── Exercise input

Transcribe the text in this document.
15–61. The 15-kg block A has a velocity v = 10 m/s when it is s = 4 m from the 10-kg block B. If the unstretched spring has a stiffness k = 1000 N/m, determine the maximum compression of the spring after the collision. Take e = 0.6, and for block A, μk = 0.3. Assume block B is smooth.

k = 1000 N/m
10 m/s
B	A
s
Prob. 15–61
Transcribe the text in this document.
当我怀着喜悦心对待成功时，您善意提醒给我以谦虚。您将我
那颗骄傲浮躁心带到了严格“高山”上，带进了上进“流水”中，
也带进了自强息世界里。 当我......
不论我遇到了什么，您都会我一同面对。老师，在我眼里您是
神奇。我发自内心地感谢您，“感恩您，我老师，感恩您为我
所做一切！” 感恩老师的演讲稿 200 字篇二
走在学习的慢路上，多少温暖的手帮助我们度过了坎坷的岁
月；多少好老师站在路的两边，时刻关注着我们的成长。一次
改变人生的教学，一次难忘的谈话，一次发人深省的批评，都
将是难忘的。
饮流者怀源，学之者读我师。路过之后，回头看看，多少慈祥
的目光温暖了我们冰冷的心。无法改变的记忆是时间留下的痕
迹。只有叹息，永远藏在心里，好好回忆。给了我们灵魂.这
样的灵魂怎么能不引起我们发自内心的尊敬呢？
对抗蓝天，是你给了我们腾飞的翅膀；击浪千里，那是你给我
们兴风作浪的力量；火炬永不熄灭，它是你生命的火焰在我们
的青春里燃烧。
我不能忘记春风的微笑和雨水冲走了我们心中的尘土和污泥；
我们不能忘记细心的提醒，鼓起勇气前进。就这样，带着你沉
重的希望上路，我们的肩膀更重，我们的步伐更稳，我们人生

────

• _Given exercise_: Print all the data exactly.

• _Exercise output_:
Transcribe the text in this document.
15–61. The 15-kg block A has a velocity v = 10 m/s when it is s = 4 m from the 10-kg block B. If the unstretched spring has a stiffness k = 1000 N/m, determine the maximum compression of the spring after the collision. Take e = 0.6, and for block A, μk = 0.3. Assume block B is smooth.

k = 1000 N/m
10 m/s
B	A
s
Prob. 15–61
Transcribe the text in this document.
当我怀着喜悦心对待成功时，您善意提醒给我以谦虚。您将我
那颗骄傲浮躁心带到了严格“高山”上，带进了上进“流水”中，
也带进了自强息世界里。 当我......
不论我遇到了什么，您都会我一同面对。老师，在我眼里您是
神奇。我发自内心地感谢您，“感恩您，我老师，感恩您为我
所做一切！” 感恩老师的演讲稿 200 字篇二
走在学习的慢路上，多少温暖的手帮助我们度过了坎坷的岁
月；多少好老师站在路的两边，时刻关注着我们的成长。一次
改变人生的教学，一次难忘的谈话，一次发人深省的批评，都
将是难忘的。
饮流者怀源，学之者读我师。路过之后，回头看看，多少慈祥
的目光温暖了我们冰冷的心。无法改变的记忆是时间留下的痕
迹。只有叹息，永远藏在心里，好好回忆。给了我们灵魂.这
样的灵魂怎么能不引起我们发自内心的尊敬呢？
对抗蓝天，是你给了我们腾飞的翅膀；击浪千里，那是你给我
们兴风作浪的力量；火炬永不熄灭，它是你生命的火焰在我们
的青春里燃烧。
我不能忘记春风的微笑和雨水冲走了我们心中的尘土和污泥；
我们不能忘记细心的提醒，鼓起勇气前进。就这样，带着你沉
重的希望上路，我们的肩膀更重，我们的步伐更稳，我们人生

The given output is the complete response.